▶ Direction:
Please answer from the article on the global economy below: by what percentage did Germany's DAX index fall on Wednesday?

▶ Page:
══════

Thursday, May 25, 2006

Global economy headed for danger

By John Berthelsen

HONG KONG - The precipitous falls in equities markets across the world this week are raising concerns whether, after years of central-banker complacency, the global economy could be headed for a real crisis. They could be simply hiccups, but if they are, they are vicious ones. The entire year's gains in almost every world equities market have been erased in less than a week.

On Wednesday, the London market registered its biggest one-day percentage loss in three years; Germany's DAX index fell 3.4%; France's CA lost 3.2%; the Dow Jones Industrial Average fell 1.8%; the Nasdaq Composite fell 1.5%; and the broader Standard & Poor's 500 sank 1.7%. Compounding the gloom, prices for US Treasuries fell along with stocks, with yield on the benchmark 10-year note rising to 5.15%. Bond prices and yields move in opposite directions. Though most bourses seemed to regain ground in early trading on Friday, the ominous signs remain.

══════

[Element-and-box listings]

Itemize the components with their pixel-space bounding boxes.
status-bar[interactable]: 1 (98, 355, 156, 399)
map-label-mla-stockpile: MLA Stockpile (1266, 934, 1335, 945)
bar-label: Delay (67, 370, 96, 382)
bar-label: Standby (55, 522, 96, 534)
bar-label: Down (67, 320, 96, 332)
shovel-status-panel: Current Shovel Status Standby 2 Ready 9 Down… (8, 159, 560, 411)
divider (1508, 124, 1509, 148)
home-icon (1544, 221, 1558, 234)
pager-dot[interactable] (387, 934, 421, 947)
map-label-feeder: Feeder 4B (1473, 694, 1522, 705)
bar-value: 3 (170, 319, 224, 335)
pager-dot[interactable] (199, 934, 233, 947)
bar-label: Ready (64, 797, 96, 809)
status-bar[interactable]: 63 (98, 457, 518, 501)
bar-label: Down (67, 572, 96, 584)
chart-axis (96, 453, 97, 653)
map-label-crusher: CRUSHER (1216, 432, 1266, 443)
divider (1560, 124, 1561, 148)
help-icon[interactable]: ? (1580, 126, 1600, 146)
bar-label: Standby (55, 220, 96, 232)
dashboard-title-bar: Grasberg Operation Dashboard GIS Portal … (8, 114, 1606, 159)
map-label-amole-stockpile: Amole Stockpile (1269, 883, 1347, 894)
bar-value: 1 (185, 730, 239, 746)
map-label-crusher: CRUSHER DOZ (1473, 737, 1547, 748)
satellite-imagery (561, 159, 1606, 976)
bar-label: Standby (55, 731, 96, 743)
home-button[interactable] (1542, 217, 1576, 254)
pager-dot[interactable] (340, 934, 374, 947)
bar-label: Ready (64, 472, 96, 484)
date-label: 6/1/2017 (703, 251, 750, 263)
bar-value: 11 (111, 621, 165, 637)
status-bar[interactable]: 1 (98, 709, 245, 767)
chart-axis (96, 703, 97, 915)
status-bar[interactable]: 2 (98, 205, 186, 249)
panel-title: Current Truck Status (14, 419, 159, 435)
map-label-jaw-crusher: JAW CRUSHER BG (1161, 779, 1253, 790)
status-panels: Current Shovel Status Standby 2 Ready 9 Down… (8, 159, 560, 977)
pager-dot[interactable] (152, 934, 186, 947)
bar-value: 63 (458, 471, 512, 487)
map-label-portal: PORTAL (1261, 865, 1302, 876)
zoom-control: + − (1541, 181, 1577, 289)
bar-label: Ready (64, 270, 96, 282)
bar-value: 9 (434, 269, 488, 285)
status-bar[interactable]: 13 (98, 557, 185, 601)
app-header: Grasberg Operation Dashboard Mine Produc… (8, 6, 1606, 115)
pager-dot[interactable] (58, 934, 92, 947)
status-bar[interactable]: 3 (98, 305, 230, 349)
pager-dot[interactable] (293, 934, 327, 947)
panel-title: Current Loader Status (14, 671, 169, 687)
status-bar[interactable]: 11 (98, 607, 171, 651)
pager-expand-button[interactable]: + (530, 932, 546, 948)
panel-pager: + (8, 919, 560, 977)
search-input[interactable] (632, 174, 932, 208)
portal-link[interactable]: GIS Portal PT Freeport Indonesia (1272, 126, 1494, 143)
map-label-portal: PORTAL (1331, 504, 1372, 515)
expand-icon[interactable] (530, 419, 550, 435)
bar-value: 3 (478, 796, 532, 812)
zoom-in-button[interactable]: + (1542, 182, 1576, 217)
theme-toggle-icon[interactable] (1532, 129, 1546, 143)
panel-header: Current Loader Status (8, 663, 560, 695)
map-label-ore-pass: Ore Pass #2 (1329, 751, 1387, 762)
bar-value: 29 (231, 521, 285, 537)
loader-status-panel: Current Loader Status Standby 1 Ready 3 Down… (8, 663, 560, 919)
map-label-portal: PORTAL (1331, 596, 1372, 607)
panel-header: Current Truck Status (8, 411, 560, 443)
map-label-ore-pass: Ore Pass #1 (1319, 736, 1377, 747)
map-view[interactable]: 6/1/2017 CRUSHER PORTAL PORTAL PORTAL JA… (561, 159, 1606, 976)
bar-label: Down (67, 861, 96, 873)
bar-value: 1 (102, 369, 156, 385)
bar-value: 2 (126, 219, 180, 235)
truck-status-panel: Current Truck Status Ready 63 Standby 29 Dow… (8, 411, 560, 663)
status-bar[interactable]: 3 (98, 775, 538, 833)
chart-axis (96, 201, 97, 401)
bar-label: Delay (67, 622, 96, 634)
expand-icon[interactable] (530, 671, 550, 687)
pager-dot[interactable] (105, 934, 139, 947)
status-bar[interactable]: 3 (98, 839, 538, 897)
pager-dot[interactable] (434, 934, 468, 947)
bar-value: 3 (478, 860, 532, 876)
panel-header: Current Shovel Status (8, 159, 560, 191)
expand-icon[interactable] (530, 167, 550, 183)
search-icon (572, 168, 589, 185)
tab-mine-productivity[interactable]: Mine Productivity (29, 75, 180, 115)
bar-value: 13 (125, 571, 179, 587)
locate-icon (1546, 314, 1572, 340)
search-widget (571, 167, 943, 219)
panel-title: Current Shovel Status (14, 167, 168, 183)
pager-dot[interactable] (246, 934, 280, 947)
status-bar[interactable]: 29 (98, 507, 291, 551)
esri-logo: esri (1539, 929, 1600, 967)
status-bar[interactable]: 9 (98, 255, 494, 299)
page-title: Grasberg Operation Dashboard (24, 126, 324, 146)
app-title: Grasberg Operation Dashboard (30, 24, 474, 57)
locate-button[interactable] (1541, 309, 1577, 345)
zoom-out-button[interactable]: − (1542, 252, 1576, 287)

══════

▶ Response to this exercise:
3.4%